▸ **Work to complete**:
Each entry below is to be printed verbatim.

▸ **Data supplied**:
* begin *
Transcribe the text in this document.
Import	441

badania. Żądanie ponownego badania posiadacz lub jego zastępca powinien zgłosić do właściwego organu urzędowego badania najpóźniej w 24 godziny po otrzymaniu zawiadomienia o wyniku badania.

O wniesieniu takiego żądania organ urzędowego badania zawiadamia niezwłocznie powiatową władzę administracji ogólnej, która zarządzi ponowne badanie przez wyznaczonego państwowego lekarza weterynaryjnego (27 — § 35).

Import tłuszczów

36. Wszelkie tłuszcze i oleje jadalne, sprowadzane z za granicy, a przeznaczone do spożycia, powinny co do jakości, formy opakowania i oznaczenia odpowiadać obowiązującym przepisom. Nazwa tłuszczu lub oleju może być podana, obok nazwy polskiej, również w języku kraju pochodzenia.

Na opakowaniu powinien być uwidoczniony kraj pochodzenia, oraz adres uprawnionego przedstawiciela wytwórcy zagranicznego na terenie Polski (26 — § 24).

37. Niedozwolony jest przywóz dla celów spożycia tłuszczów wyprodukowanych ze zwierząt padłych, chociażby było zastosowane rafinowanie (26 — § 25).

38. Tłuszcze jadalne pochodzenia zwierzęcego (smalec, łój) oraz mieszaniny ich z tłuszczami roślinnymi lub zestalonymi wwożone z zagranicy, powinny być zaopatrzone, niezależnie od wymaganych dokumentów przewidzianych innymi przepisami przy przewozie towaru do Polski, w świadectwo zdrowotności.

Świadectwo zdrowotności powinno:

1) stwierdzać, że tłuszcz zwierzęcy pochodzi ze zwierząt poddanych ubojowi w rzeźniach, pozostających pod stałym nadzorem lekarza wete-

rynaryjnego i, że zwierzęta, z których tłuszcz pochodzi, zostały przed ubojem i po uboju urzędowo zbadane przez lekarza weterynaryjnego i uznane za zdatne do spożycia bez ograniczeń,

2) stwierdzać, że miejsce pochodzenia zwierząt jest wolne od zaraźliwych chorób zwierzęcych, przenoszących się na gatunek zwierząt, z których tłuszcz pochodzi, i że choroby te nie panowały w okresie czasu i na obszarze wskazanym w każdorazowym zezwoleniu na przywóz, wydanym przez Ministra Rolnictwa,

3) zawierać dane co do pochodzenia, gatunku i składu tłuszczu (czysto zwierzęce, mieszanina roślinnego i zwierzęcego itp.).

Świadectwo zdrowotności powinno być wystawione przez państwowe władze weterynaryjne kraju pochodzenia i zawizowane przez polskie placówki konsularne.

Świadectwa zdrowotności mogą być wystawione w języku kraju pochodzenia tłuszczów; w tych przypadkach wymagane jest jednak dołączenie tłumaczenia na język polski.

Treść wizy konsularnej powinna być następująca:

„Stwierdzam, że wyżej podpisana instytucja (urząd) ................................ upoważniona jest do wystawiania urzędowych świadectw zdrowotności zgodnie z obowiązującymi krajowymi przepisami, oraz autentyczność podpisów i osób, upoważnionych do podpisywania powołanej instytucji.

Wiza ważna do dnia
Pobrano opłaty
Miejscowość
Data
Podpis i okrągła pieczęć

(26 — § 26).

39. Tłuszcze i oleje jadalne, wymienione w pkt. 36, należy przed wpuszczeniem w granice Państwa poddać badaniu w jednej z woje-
* end *
▸ **Response to this exercise**:
Transcribe the text in this document.
Import	441

badania. Żądanie ponownego badania posiadacz lub jego zastępca powinien zgłosić do właściwego organu urzędowego badania najpóźniej w 24 godziny po otrzymaniu zawiadomienia o wyniku badania.

O wniesieniu takiego żądania organ urzędowego badania zawiadamia niezwłocznie powiatową władzę administracji ogólnej, która zarządzi ponowne badanie przez wyznaczonego państwowego lekarza weterynaryjnego (27 — § 35).

Import tłuszczów

36. Wszelkie tłuszcze i oleje jadalne, sprowadzane z za granicy, a przeznaczone do spożycia, powinny co do jakości, formy opakowania i oznaczenia odpowiadać obowiązującym przepisom. Nazwa tłuszczu lub oleju może być podana, obok nazwy polskiej, również w języku kraju pochodzenia.

Na opakowaniu powinien być uwidoczniony kraj pochodzenia, oraz adres uprawnionego przedstawiciela wytwórcy zagranicznego na terenie Polski (26 — § 24).

37. Niedozwolony jest przywóz dla celów spożycia tłuszczów wyprodukowanych ze zwierząt padłych, chociażby było zastosowane rafinowanie (26 — § 25).

38. Tłuszcze jadalne pochodzenia zwierzęcego (smalec, łój) oraz mieszaniny ich z tłuszczami roślinnymi lub zestalonymi wwożone z zagranicy, powinny być zaopatrzone, niezależnie od wymaganych dokumentów przewidzianych innymi przepisami przy przewozie towaru do Polski, w świadectwo zdrowotności.

Świadectwo zdrowotności powinno:

1) stwierdzać, że tłuszcz zwierzęcy pochodzi ze zwierząt poddanych ubojowi w rzeźniach, pozostających pod stałym nadzorem lekarza wete-

rynaryjnego i, że zwierzęta, z których tłuszcz pochodzi, zostały przed ubojem i po uboju urzędowo zbadane przez lekarza weterynaryjnego i uznane za zdatne do spożycia bez ograniczeń,

2) stwierdzać, że miejsce pochodzenia zwierząt jest wolne od zaraźliwych chorób zwierzęcych, przenoszących się na gatunek zwierząt, z których tłuszcz pochodzi, i że choroby te nie panowały w okresie czasu i na obszarze wskazanym w każdorazowym zezwoleniu na przywóz, wydanym przez Ministra Rolnictwa,

3) zawierać dane co do pochodzenia, gatunku i składu tłuszczu (czysto zwierzęce, mieszanina roślinnego i zwierzęcego itp.).

Świadectwo zdrowotności powinno być wystawione przez państwowe władze weterynaryjne kraju pochodzenia i zawizowane przez polskie placówki konsularne.

Świadectwa zdrowotności mogą być wystawione w języku kraju pochodzenia tłuszczów; w tych przypadkach wymagane jest jednak dołączenie tłumaczenia na język polski.

Treść wizy konsularnej powinna być następująca:

„Stwierdzam, że wyżej podpisana instytucja (urząd) ................................ upoważniona jest do wystawiania urzędowych świadectw zdrowotności zgodnie z obowiązującymi krajowymi przepisami, oraz autentyczność podpisów i osób, upoważnionych do podpisywania powołanej instytucji.

Wiza ważna do dnia
Pobrano opłaty
Miejscowość
Data
Podpis i okrągła pieczęć

(26 — § 26).

39. Tłuszcze i oleje jadalne, wymienione w pkt. 36, należy przed wpuszczeniem w granice Państwa poddać badaniu w jednej z woje-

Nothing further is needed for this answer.